To do
Return every record below exactly as written, but leave out the pictures.
..........
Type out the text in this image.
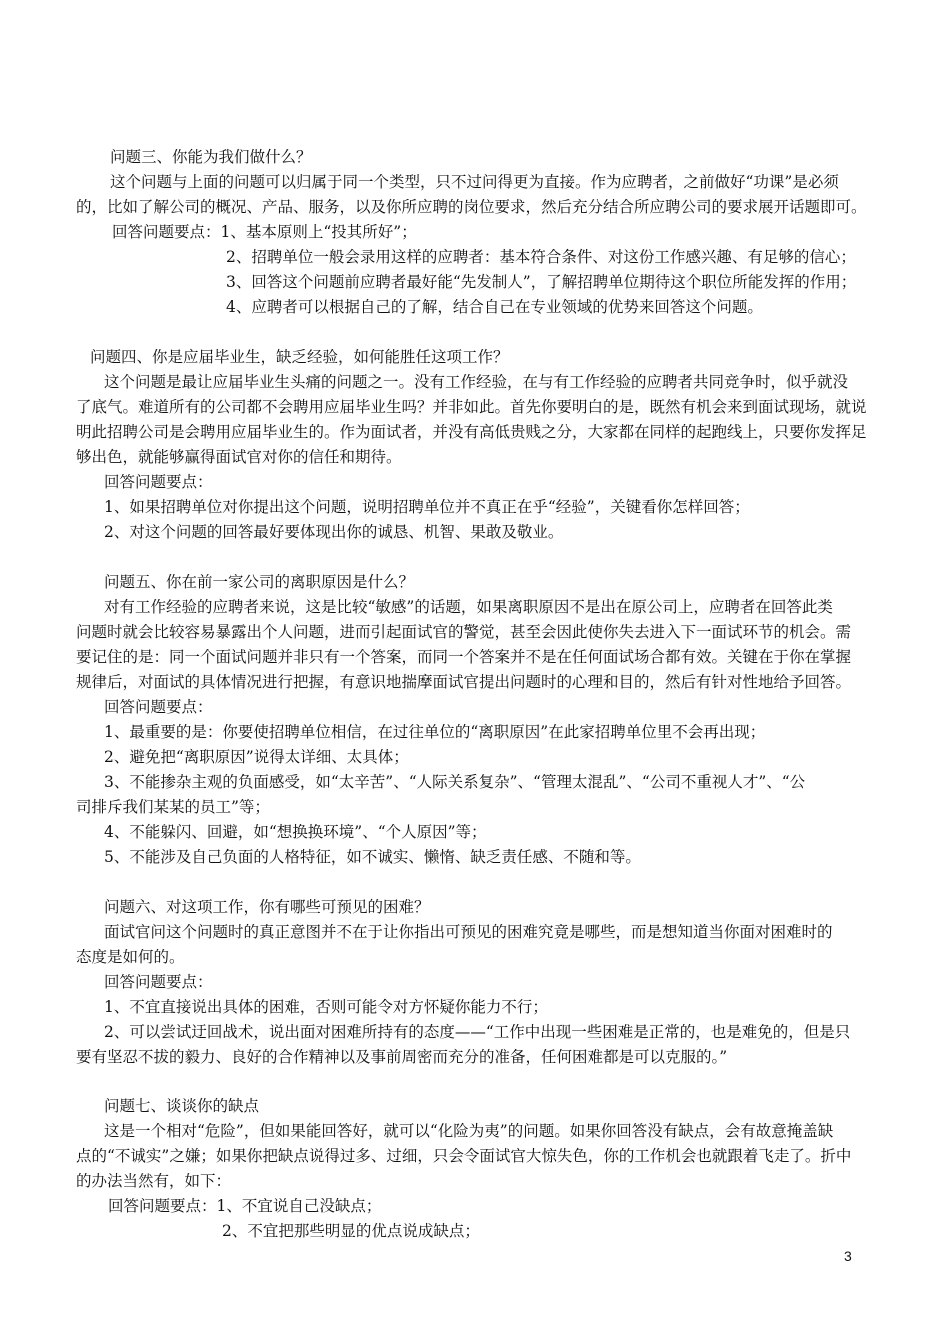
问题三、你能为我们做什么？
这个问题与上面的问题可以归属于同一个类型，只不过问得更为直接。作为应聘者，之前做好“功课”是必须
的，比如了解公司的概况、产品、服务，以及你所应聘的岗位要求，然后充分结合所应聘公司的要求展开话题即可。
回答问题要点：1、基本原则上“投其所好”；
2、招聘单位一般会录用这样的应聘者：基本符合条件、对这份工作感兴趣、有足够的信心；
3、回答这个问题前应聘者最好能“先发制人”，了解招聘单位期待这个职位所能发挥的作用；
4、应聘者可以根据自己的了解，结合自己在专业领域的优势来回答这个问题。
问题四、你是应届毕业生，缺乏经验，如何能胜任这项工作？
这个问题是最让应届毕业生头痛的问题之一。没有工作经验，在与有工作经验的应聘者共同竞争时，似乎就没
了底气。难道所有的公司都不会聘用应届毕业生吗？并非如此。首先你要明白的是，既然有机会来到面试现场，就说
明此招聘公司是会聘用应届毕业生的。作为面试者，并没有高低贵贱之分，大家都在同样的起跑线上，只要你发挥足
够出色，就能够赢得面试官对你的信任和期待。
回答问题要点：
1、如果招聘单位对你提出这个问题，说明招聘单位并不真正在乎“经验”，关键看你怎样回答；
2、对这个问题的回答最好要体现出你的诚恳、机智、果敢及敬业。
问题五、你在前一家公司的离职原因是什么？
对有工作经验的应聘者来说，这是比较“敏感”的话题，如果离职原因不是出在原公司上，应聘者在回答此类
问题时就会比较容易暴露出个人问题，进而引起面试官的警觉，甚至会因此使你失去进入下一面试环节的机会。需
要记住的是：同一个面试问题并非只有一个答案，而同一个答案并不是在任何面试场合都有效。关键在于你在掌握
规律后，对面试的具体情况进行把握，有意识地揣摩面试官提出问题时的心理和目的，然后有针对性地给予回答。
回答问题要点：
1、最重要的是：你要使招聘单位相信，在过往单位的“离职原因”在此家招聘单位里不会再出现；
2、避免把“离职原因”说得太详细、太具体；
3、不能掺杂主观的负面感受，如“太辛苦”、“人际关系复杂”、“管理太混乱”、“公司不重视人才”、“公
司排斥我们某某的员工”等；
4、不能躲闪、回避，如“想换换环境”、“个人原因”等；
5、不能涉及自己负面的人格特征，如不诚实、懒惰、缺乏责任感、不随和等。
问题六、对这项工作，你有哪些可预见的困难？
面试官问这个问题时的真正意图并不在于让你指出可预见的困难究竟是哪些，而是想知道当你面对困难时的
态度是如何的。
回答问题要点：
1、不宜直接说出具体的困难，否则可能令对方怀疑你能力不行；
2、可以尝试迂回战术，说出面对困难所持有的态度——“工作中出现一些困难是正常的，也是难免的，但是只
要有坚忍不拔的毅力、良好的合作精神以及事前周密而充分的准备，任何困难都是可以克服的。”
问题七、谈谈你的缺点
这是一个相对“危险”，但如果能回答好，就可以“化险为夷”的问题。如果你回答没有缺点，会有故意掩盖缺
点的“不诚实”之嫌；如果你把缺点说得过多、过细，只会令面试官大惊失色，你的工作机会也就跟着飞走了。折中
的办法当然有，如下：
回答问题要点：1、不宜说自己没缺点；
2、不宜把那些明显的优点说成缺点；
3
..........
Answer to this task
Type out the text in this image.
问题三、你能为我们做什么？
这个问题与上面的问题可以归属于同一个类型，只不过问得更为直接。作为应聘者，之前做好“功课”是必须
的，比如了解公司的概况、产品、服务，以及你所应聘的岗位要求，然后充分结合所应聘公司的要求展开话题即可。
回答问题要点：1、基本原则上“投其所好”；
2、招聘单位一般会录用这样的应聘者：基本符合条件、对这份工作感兴趣、有足够的信心；
3、回答这个问题前应聘者最好能“先发制人”，了解招聘单位期待这个职位所能发挥的作用；
4、应聘者可以根据自己的了解，结合自己在专业领域的优势来回答这个问题。
问题四、你是应届毕业生，缺乏经验，如何能胜任这项工作？
这个问题是最让应届毕业生头痛的问题之一。没有工作经验，在与有工作经验的应聘者共同竞争时，似乎就没
了底气。难道所有的公司都不会聘用应届毕业生吗？并非如此。首先你要明白的是，既然有机会来到面试现场，就说
明此招聘公司是会聘用应届毕业生的。作为面试者，并没有高低贵贱之分，大家都在同样的起跑线上，只要你发挥足
够出色，就能够赢得面试官对你的信任和期待。
回答问题要点：
1、如果招聘单位对你提出这个问题，说明招聘单位并不真正在乎“经验”，关键看你怎样回答；
2、对这个问题的回答最好要体现出你的诚恳、机智、果敢及敬业。
问题五、你在前一家公司的离职原因是什么？
对有工作经验的应聘者来说，这是比较“敏感”的话题，如果离职原因不是出在原公司上，应聘者在回答此类
问题时就会比较容易暴露出个人问题，进而引起面试官的警觉，甚至会因此使你失去进入下一面试环节的机会。需
要记住的是：同一个面试问题并非只有一个答案，而同一个答案并不是在任何面试场合都有效。关键在于你在掌握
规律后，对面试的具体情况进行把握，有意识地揣摩面试官提出问题时的心理和目的，然后有针对性地给予回答。
回答问题要点：
1、最重要的是：你要使招聘单位相信，在过往单位的“离职原因”在此家招聘单位里不会再出现；
2、避免把“离职原因”说得太详细、太具体；
3、不能掺杂主观的负面感受，如“太辛苦”、“人际关系复杂”、“管理太混乱”、“公司不重视人才”、“公
司排斥我们某某的员工”等；
4、不能躲闪、回避，如“想换换环境”、“个人原因”等；
5、不能涉及自己负面的人格特征，如不诚实、懒惰、缺乏责任感、不随和等。
问题六、对这项工作，你有哪些可预见的困难？
面试官问这个问题时的真正意图并不在于让你指出可预见的困难究竟是哪些，而是想知道当你面对困难时的
态度是如何的。
回答问题要点：
1、不宜直接说出具体的困难，否则可能令对方怀疑你能力不行；
2、可以尝试迂回战术，说出面对困难所持有的态度——“工作中出现一些困难是正常的，也是难免的，但是只
要有坚忍不拔的毅力、良好的合作精神以及事前周密而充分的准备，任何困难都是可以克服的。”
问题七、谈谈你的缺点
这是一个相对“危险”，但如果能回答好，就可以“化险为夷”的问题。如果你回答没有缺点，会有故意掩盖缺
点的“不诚实”之嫌；如果你把缺点说得过多、过细，只会令面试官大惊失色，你的工作机会也就跟着飞走了。折中
的办法当然有，如下：
回答问题要点：1、不宜说自己没缺点；
2、不宜把那些明显的优点说成缺点；
3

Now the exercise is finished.